-- start of Materials provided --

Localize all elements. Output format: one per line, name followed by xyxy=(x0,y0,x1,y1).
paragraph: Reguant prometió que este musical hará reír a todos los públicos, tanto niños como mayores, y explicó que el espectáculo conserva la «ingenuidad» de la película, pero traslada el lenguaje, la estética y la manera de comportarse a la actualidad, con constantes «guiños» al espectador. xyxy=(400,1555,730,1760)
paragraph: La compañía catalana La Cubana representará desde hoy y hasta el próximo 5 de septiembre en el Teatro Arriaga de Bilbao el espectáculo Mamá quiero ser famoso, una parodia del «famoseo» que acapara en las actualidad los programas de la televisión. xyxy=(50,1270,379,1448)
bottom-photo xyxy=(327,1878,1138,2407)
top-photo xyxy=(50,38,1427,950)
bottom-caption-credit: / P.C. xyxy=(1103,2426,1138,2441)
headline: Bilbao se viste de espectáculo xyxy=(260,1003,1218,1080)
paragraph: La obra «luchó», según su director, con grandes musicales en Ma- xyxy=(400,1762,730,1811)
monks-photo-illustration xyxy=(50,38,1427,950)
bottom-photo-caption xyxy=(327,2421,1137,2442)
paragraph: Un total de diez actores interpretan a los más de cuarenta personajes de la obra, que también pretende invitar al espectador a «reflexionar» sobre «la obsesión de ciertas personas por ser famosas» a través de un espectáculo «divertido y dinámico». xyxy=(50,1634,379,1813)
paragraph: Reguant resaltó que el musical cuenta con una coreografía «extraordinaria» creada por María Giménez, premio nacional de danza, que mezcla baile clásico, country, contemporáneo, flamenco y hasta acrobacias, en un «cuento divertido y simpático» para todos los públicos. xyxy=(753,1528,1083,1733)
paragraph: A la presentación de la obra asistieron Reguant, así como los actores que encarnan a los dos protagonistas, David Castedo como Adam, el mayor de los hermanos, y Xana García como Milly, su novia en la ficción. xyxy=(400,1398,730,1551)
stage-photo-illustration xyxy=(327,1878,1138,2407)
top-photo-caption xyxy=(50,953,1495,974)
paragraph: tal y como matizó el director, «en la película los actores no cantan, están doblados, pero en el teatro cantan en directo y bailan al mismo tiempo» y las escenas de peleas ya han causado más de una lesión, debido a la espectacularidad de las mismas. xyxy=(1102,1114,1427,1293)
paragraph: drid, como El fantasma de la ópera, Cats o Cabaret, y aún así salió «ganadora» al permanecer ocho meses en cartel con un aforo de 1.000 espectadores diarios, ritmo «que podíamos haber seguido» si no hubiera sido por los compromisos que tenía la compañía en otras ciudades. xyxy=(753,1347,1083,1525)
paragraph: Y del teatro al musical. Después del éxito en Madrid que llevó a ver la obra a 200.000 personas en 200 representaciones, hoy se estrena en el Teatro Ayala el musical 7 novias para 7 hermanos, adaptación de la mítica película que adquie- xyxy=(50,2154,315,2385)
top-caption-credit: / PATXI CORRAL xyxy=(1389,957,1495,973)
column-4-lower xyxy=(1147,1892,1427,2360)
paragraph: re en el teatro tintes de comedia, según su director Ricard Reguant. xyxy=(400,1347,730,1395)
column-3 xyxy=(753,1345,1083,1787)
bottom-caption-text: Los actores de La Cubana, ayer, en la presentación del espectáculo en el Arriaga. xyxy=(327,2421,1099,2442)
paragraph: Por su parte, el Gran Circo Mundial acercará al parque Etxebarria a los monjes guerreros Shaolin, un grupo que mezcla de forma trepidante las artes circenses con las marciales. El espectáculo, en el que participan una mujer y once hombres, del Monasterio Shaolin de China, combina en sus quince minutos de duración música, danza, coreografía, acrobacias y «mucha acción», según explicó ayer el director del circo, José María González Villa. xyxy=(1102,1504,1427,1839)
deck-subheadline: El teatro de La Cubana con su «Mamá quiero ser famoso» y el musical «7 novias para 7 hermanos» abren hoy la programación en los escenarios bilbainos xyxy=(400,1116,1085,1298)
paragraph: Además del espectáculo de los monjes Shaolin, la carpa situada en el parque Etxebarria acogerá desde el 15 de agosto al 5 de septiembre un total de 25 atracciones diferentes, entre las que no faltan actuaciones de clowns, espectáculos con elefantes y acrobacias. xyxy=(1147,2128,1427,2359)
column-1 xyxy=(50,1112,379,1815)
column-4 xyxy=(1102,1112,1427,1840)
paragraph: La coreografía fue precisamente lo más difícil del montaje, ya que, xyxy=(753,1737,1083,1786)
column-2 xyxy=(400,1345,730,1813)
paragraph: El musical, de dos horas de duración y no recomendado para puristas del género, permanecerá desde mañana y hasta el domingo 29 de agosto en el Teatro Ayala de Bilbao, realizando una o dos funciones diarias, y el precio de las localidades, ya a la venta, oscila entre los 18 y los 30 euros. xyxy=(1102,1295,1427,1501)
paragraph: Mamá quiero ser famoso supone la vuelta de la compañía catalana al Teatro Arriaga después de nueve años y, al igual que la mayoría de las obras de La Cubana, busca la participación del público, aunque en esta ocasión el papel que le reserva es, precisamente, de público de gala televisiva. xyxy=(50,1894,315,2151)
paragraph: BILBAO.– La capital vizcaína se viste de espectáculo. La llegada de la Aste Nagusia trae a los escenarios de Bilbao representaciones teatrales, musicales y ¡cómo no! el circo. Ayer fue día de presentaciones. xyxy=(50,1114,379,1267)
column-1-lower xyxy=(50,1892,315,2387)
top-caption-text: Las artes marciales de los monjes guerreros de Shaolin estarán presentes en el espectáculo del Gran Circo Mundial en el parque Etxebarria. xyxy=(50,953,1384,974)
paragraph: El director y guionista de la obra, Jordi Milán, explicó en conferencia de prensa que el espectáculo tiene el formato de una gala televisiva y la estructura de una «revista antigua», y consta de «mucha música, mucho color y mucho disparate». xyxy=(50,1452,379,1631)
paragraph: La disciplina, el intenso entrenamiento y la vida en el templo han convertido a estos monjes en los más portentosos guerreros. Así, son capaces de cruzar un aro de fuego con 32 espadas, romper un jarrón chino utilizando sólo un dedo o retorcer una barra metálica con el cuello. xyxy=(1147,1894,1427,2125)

-- end of Materials provided --

Set problem: Please reproduce word for word the stretch of the material above from its first line through the line containing "paragraph: Reguant prometió", including both ends.

Problem solution:
Localize all elements. Output format: one per line, name followed by xyxy=(x0,y0,x1,y1).
paragraph: Reguant prometió que este musical hará reír a todos los públicos, tanto niños como mayores, y explicó que el espectáculo conserva la «ingenuidad» de la película, pero traslada el lenguaje, la estética y la manera de comportarse a la actualidad, con constantes «guiños» al espectador. xyxy=(400,1555,730,1760)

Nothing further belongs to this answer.